- EXERCISE DATA -
>> START

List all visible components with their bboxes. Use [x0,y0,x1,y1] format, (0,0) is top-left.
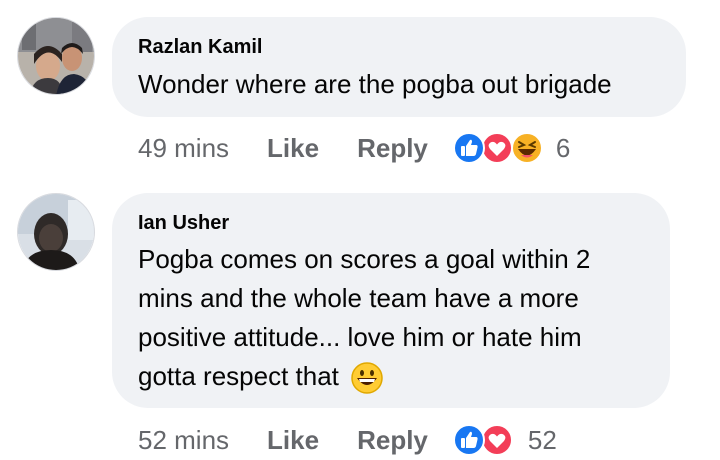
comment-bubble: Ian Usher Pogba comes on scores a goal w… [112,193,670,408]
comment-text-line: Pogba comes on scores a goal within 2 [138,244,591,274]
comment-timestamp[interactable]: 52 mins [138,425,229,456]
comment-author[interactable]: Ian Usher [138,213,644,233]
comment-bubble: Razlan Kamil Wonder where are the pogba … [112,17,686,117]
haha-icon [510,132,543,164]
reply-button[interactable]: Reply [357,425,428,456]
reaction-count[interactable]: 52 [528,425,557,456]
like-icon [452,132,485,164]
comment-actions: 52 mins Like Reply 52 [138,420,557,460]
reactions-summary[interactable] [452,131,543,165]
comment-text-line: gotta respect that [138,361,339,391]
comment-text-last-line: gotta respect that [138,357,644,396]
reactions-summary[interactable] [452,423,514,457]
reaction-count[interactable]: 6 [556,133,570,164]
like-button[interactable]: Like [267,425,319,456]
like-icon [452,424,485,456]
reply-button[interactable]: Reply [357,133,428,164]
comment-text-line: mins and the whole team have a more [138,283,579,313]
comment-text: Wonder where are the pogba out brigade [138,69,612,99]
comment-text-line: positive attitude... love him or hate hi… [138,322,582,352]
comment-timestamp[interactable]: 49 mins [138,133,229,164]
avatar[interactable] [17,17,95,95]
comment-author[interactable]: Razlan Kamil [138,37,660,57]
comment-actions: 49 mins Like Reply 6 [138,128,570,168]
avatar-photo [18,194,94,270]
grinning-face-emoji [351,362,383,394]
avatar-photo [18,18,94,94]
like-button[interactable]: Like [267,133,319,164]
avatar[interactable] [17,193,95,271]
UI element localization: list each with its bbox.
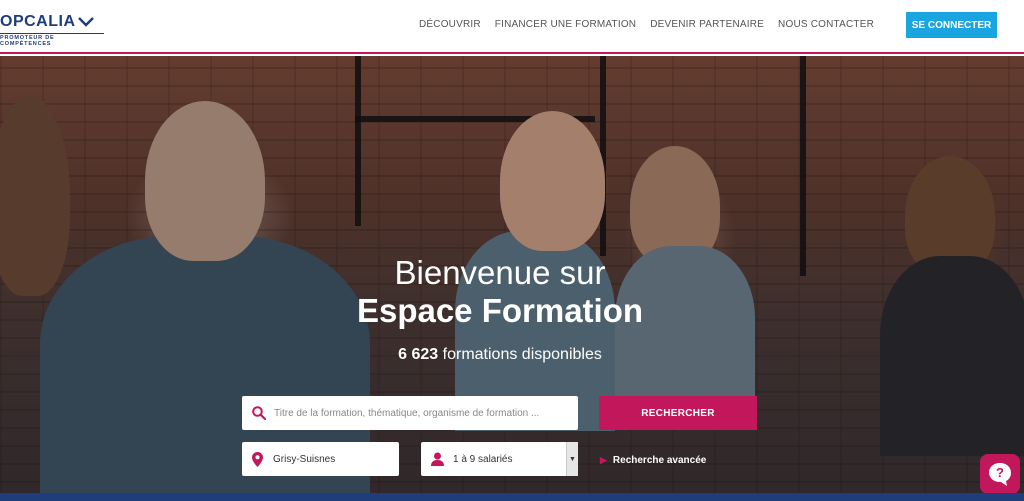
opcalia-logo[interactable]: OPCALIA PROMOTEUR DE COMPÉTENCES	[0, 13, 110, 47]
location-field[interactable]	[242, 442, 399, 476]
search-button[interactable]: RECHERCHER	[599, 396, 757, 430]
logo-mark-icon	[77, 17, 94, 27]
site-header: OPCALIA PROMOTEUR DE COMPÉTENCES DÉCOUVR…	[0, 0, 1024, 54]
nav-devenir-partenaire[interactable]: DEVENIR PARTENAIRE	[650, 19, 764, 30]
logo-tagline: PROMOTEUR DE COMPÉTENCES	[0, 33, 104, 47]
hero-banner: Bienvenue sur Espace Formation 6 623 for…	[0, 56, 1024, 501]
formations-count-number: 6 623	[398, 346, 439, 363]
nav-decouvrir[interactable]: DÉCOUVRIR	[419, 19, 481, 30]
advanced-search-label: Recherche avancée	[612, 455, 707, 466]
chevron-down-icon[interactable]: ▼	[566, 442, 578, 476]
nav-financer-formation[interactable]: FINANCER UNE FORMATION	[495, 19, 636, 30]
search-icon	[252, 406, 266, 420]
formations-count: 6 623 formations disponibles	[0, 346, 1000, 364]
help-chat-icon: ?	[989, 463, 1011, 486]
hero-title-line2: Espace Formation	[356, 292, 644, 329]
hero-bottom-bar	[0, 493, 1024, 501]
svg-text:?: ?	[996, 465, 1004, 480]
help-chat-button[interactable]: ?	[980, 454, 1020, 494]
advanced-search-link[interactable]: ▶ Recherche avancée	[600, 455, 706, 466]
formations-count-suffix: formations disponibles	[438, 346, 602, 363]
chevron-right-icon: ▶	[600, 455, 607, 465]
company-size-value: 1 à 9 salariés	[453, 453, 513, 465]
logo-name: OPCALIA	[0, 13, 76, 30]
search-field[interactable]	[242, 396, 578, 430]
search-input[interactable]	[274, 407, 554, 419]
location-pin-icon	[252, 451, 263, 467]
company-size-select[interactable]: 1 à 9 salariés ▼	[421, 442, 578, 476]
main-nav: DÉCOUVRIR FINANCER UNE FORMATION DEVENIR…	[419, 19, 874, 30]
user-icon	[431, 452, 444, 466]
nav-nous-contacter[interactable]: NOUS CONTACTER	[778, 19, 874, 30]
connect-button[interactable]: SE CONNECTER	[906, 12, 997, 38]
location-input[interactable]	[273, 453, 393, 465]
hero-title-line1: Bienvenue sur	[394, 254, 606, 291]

>> END
>> START

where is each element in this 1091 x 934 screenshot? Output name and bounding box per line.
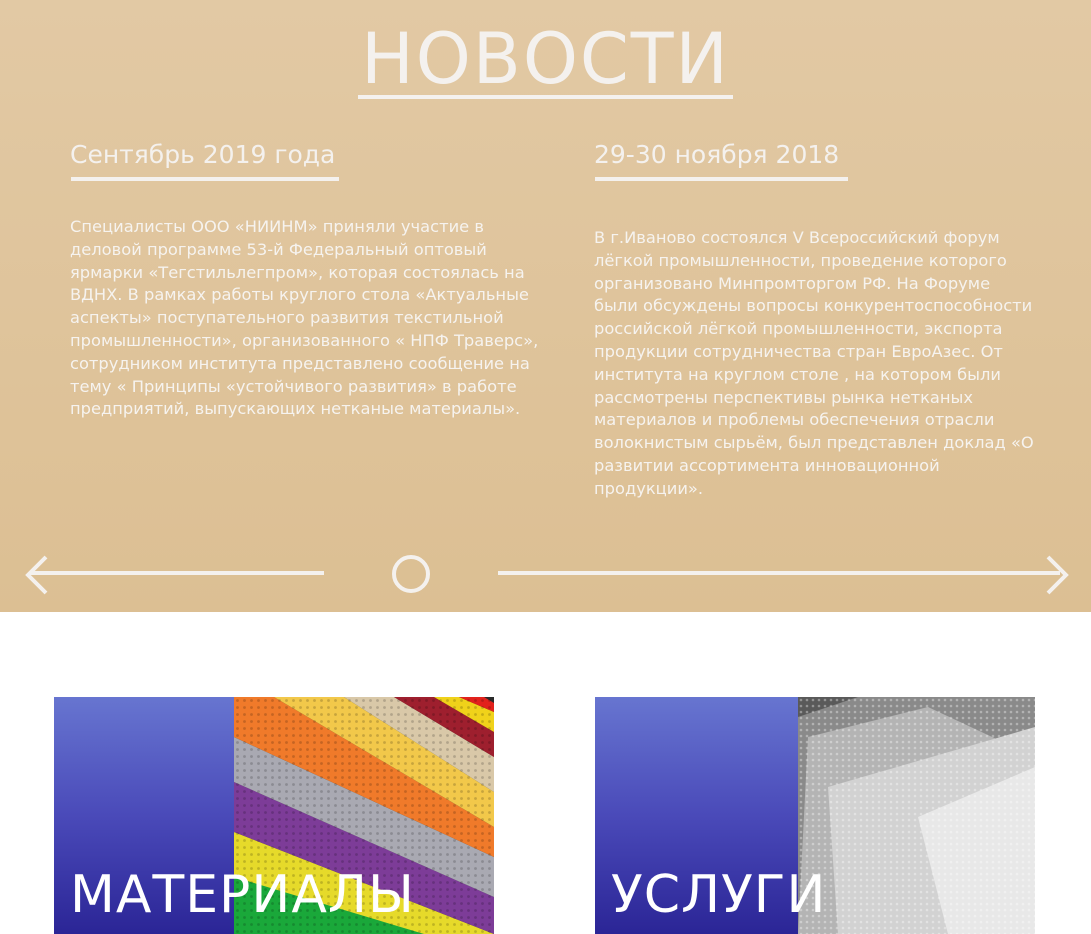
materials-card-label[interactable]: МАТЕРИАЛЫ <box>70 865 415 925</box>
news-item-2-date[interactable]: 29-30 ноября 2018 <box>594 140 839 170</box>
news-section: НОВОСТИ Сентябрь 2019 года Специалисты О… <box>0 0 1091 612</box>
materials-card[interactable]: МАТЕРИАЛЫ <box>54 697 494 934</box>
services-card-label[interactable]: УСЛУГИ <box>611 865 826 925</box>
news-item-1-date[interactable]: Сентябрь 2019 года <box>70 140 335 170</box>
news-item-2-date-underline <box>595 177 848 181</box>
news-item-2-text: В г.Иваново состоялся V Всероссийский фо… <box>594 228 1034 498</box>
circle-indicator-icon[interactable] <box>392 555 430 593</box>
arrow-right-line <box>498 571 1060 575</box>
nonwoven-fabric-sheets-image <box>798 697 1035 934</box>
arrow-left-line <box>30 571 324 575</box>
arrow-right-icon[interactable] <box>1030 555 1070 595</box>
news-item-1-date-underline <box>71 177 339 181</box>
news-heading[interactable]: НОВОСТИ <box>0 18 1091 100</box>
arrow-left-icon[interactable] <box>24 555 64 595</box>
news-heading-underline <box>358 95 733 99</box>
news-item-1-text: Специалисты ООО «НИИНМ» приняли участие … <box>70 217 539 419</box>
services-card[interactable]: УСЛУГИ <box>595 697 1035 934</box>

>> END

- DIRECTIVE -
Copy the records from the line containing "materials-card-label[interactable]: МАТЕРИАЛЫ <box>70" up to and including the line containing "news-item-1-date[interactable]: Сентябрь 2019", keeping every character unchanged.

- FINISHED EXERCISE -
materials-card-label[interactable]: МАТЕРИАЛЫ <box>70 865 415 925</box>
news-item-2-date[interactable]: 29-30 ноября 2018 <box>594 140 839 170</box>
news-section: НОВОСТИ Сентябрь 2019 года Специалисты О… <box>0 0 1091 612</box>
materials-card[interactable]: МАТЕРИАЛЫ <box>54 697 494 934</box>
services-card-label[interactable]: УСЛУГИ <box>611 865 826 925</box>
news-item-1-date[interactable]: Сентябрь 2019 года <box>70 140 335 170</box>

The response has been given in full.